**Aim**
Find every line with the word "from" and give their count, nothing else.

● ● ● ● ● ● ●

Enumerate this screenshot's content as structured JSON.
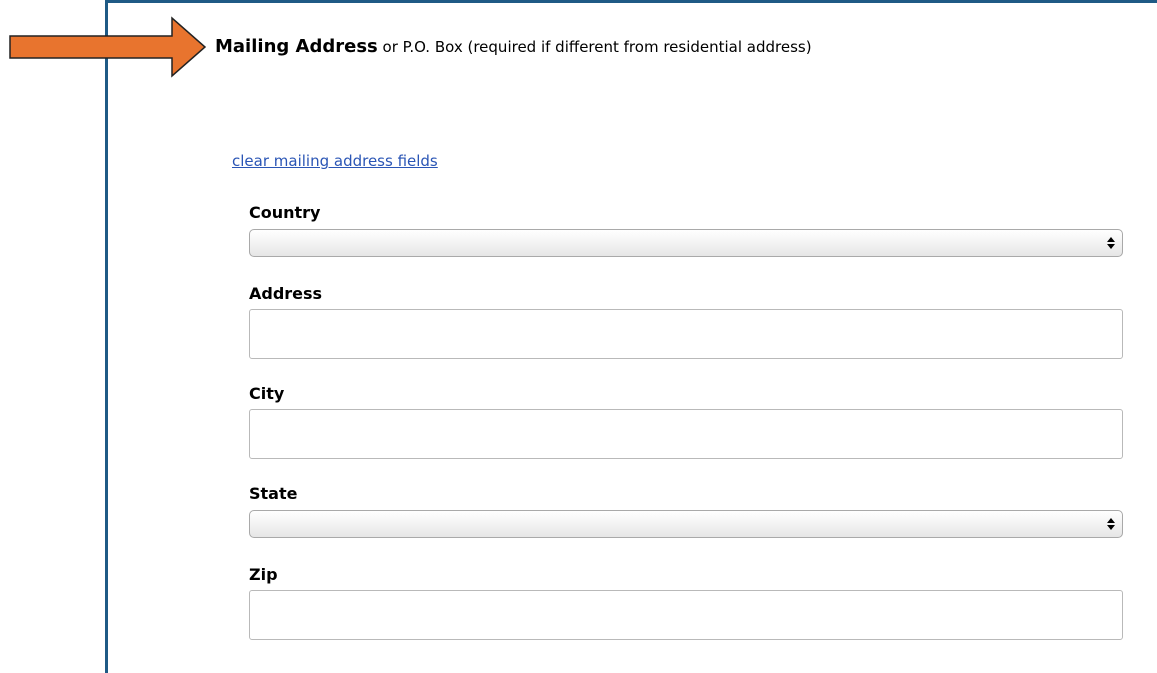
{
  "section": {
    "title_bold": "Mailing Address",
    "title_rest": " or P.O. Box (required if different from residential address)"
  },
  "clear_link": "clear mailing address fields",
  "fields": {
    "country": {
      "label": "Country",
      "value": ""
    },
    "address": {
      "label": "Address",
      "value": "",
      "placeholder": ""
    },
    "city": {
      "label": "City",
      "value": "",
      "placeholder": ""
    },
    "state": {
      "label": "State",
      "value": ""
    },
    "zip": {
      "label": "Zip",
      "value": "",
      "placeholder": ""
    }
  },
  "colors": {
    "arrow": "#e8742e",
    "border": "#1f5a85",
    "link": "#2a55b5"
  },
  "icons": {
    "arrow": "right-arrow-icon",
    "select_toggle": "updown-chevron-icon"
  }
}
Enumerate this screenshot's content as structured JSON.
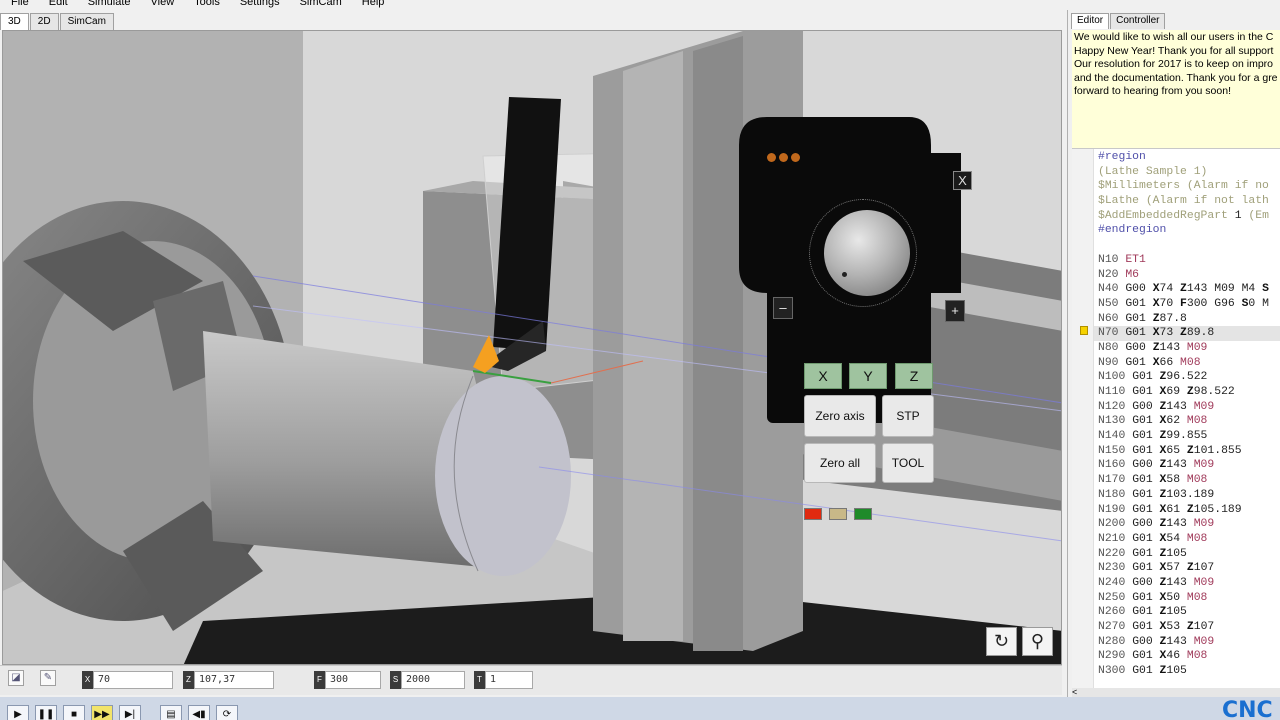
{
  "menu": [
    "File",
    "Edit",
    "Simulate",
    "View",
    "Tools",
    "Settings",
    "SimCam",
    "Help"
  ],
  "view_tabs": [
    "3D",
    "2D",
    "SimCam"
  ],
  "right_tabs": [
    "Editor",
    "Controller"
  ],
  "message": [
    "We would like to wish all our users in the C",
    "Happy New Year! Thank you for all support",
    "Our resolution for 2017 is to keep on impro",
    "and the documentation. Thank you for a gre",
    "forward to hearing from you soon!"
  ],
  "pendant": {
    "close": "X",
    "minus": "–",
    "plus": "+",
    "axes": [
      "X",
      "Y",
      "Z"
    ],
    "zero_axis": "Zero axis",
    "stp": "STP",
    "zero_all": "Zero all",
    "tool": "TOOL"
  },
  "statusbar": {
    "x": {
      "label": "X",
      "value": "70"
    },
    "z": {
      "label": "Z",
      "value": "107,37"
    },
    "f": {
      "label": "F",
      "value": "300"
    },
    "s": {
      "label": "S",
      "value": "2000"
    },
    "t": {
      "label": "T",
      "value": "1"
    }
  },
  "brand": "CNC",
  "colors": {
    "led_red": "#e02a10",
    "led_tan": "#c8b888",
    "led_green": "#1f8a2a",
    "tool_orange": "#f5a020",
    "axis_green": "#9fc39f"
  },
  "code_lines": [
    [
      [
        "#region",
        "kw"
      ]
    ],
    [
      [
        "(Lathe Sample 1)",
        "cm"
      ]
    ],
    [
      [
        "$Millimeters (Alarm if no",
        "cm"
      ]
    ],
    [
      [
        "$Lathe (Alarm if not lath",
        "cm"
      ]
    ],
    [
      [
        "$AddEmbeddedRegPart ",
        "cm"
      ],
      [
        "1",
        "n"
      ],
      [
        " (Em",
        "cm"
      ]
    ],
    [
      [
        "#endregion",
        "kw"
      ]
    ],
    [
      [
        "",
        ""
      ]
    ],
    [
      [
        "N10 ",
        "g"
      ],
      [
        "ET1",
        "m"
      ]
    ],
    [
      [
        "N20 ",
        "g"
      ],
      [
        "M6",
        "m"
      ]
    ],
    [
      [
        "N40 ",
        "g"
      ],
      [
        "G00 ",
        "n"
      ],
      [
        "X",
        "x"
      ],
      [
        "74 ",
        "n"
      ],
      [
        "Z",
        "x"
      ],
      [
        "143 ",
        "n"
      ],
      [
        "M09 M4 ",
        "n"
      ],
      [
        "S",
        "x"
      ]
    ],
    [
      [
        "N50 ",
        "g"
      ],
      [
        "G01 ",
        "n"
      ],
      [
        "X",
        "x"
      ],
      [
        "70 ",
        "n"
      ],
      [
        "F",
        "x"
      ],
      [
        "300 ",
        "n"
      ],
      [
        "G96 ",
        "n"
      ],
      [
        "S",
        "x"
      ],
      [
        "0 M",
        "n"
      ]
    ],
    [
      [
        "N60 ",
        "g"
      ],
      [
        "G01 ",
        "n"
      ],
      [
        "Z",
        "x"
      ],
      [
        "87.8",
        "n"
      ]
    ],
    [
      [
        "N70 ",
        "g"
      ],
      [
        "G01 ",
        "n"
      ],
      [
        "X",
        "x"
      ],
      [
        "73 ",
        "n"
      ],
      [
        "Z",
        "x"
      ],
      [
        "89.8",
        "n"
      ]
    ],
    [
      [
        "N80 ",
        "g"
      ],
      [
        "G00 ",
        "n"
      ],
      [
        "Z",
        "x"
      ],
      [
        "143 ",
        "n"
      ],
      [
        "M09",
        "m"
      ]
    ],
    [
      [
        "N90 ",
        "g"
      ],
      [
        "G01 ",
        "n"
      ],
      [
        "X",
        "x"
      ],
      [
        "66 ",
        "n"
      ],
      [
        "M08",
        "m"
      ]
    ],
    [
      [
        "N100 ",
        "g"
      ],
      [
        "G01 ",
        "n"
      ],
      [
        "Z",
        "x"
      ],
      [
        "96.522",
        "n"
      ]
    ],
    [
      [
        "N110 ",
        "g"
      ],
      [
        "G01 ",
        "n"
      ],
      [
        "X",
        "x"
      ],
      [
        "69 ",
        "n"
      ],
      [
        "Z",
        "x"
      ],
      [
        "98.522",
        "n"
      ]
    ],
    [
      [
        "N120 ",
        "g"
      ],
      [
        "G00 ",
        "n"
      ],
      [
        "Z",
        "x"
      ],
      [
        "143 ",
        "n"
      ],
      [
        "M09",
        "m"
      ]
    ],
    [
      [
        "N130 ",
        "g"
      ],
      [
        "G01 ",
        "n"
      ],
      [
        "X",
        "x"
      ],
      [
        "62 ",
        "n"
      ],
      [
        "M08",
        "m"
      ]
    ],
    [
      [
        "N140 ",
        "g"
      ],
      [
        "G01 ",
        "n"
      ],
      [
        "Z",
        "x"
      ],
      [
        "99.855",
        "n"
      ]
    ],
    [
      [
        "N150 ",
        "g"
      ],
      [
        "G01 ",
        "n"
      ],
      [
        "X",
        "x"
      ],
      [
        "65 ",
        "n"
      ],
      [
        "Z",
        "x"
      ],
      [
        "101.855",
        "n"
      ]
    ],
    [
      [
        "N160 ",
        "g"
      ],
      [
        "G00 ",
        "n"
      ],
      [
        "Z",
        "x"
      ],
      [
        "143 ",
        "n"
      ],
      [
        "M09",
        "m"
      ]
    ],
    [
      [
        "N170 ",
        "g"
      ],
      [
        "G01 ",
        "n"
      ],
      [
        "X",
        "x"
      ],
      [
        "58 ",
        "n"
      ],
      [
        "M08",
        "m"
      ]
    ],
    [
      [
        "N180 ",
        "g"
      ],
      [
        "G01 ",
        "n"
      ],
      [
        "Z",
        "x"
      ],
      [
        "103.189",
        "n"
      ]
    ],
    [
      [
        "N190 ",
        "g"
      ],
      [
        "G01 ",
        "n"
      ],
      [
        "X",
        "x"
      ],
      [
        "61 ",
        "n"
      ],
      [
        "Z",
        "x"
      ],
      [
        "105.189",
        "n"
      ]
    ],
    [
      [
        "N200 ",
        "g"
      ],
      [
        "G00 ",
        "n"
      ],
      [
        "Z",
        "x"
      ],
      [
        "143 ",
        "n"
      ],
      [
        "M09",
        "m"
      ]
    ],
    [
      [
        "N210 ",
        "g"
      ],
      [
        "G01 ",
        "n"
      ],
      [
        "X",
        "x"
      ],
      [
        "54 ",
        "n"
      ],
      [
        "M08",
        "m"
      ]
    ],
    [
      [
        "N220 ",
        "g"
      ],
      [
        "G01 ",
        "n"
      ],
      [
        "Z",
        "x"
      ],
      [
        "105",
        "n"
      ]
    ],
    [
      [
        "N230 ",
        "g"
      ],
      [
        "G01 ",
        "n"
      ],
      [
        "X",
        "x"
      ],
      [
        "57 ",
        "n"
      ],
      [
        "Z",
        "x"
      ],
      [
        "107",
        "n"
      ]
    ],
    [
      [
        "N240 ",
        "g"
      ],
      [
        "G00 ",
        "n"
      ],
      [
        "Z",
        "x"
      ],
      [
        "143 ",
        "n"
      ],
      [
        "M09",
        "m"
      ]
    ],
    [
      [
        "N250 ",
        "g"
      ],
      [
        "G01 ",
        "n"
      ],
      [
        "X",
        "x"
      ],
      [
        "50 ",
        "n"
      ],
      [
        "M08",
        "m"
      ]
    ],
    [
      [
        "N260 ",
        "g"
      ],
      [
        "G01 ",
        "n"
      ],
      [
        "Z",
        "x"
      ],
      [
        "105",
        "n"
      ]
    ],
    [
      [
        "N270 ",
        "g"
      ],
      [
        "G01 ",
        "n"
      ],
      [
        "X",
        "x"
      ],
      [
        "53 ",
        "n"
      ],
      [
        "Z",
        "x"
      ],
      [
        "107",
        "n"
      ]
    ],
    [
      [
        "N280 ",
        "g"
      ],
      [
        "G00 ",
        "n"
      ],
      [
        "Z",
        "x"
      ],
      [
        "143 ",
        "n"
      ],
      [
        "M09",
        "m"
      ]
    ],
    [
      [
        "N290 ",
        "g"
      ],
      [
        "G01 ",
        "n"
      ],
      [
        "X",
        "x"
      ],
      [
        "46 ",
        "n"
      ],
      [
        "M08",
        "m"
      ]
    ],
    [
      [
        "N300 ",
        "g"
      ],
      [
        "G01 ",
        "n"
      ],
      [
        "Z",
        "x"
      ],
      [
        "105",
        "n"
      ]
    ]
  ],
  "highlighted_line": 12,
  "hscroll_arrow": "<"
}
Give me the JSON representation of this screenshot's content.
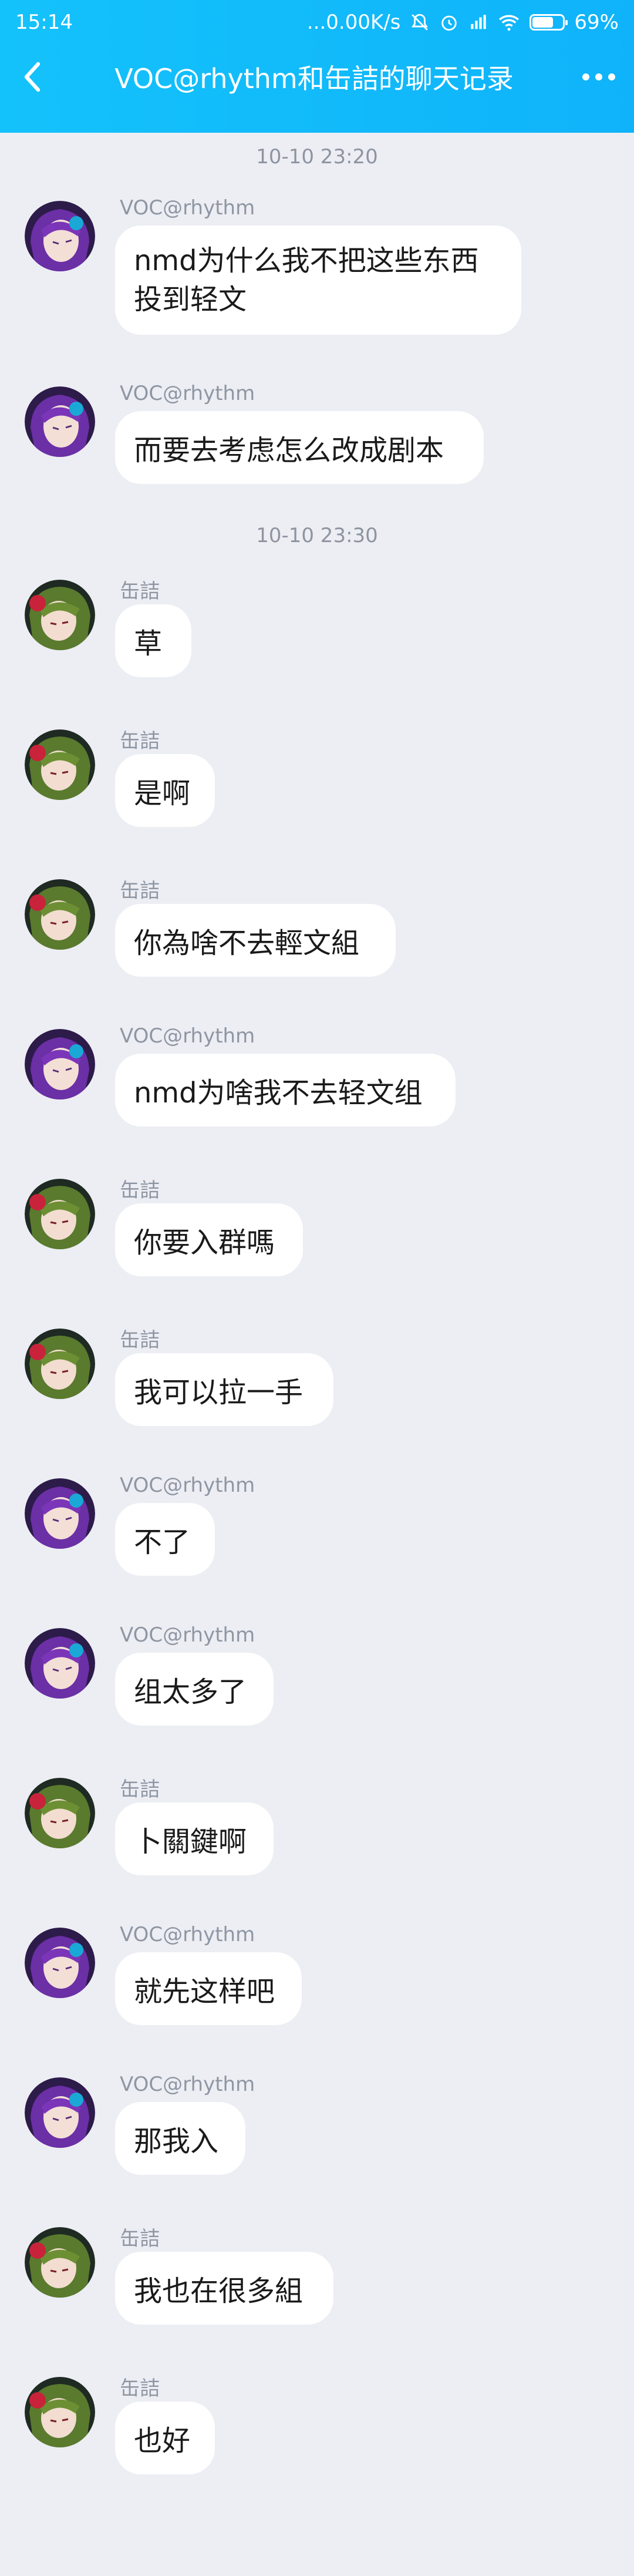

● ● ● ● ● ● ●

**Written solution**
2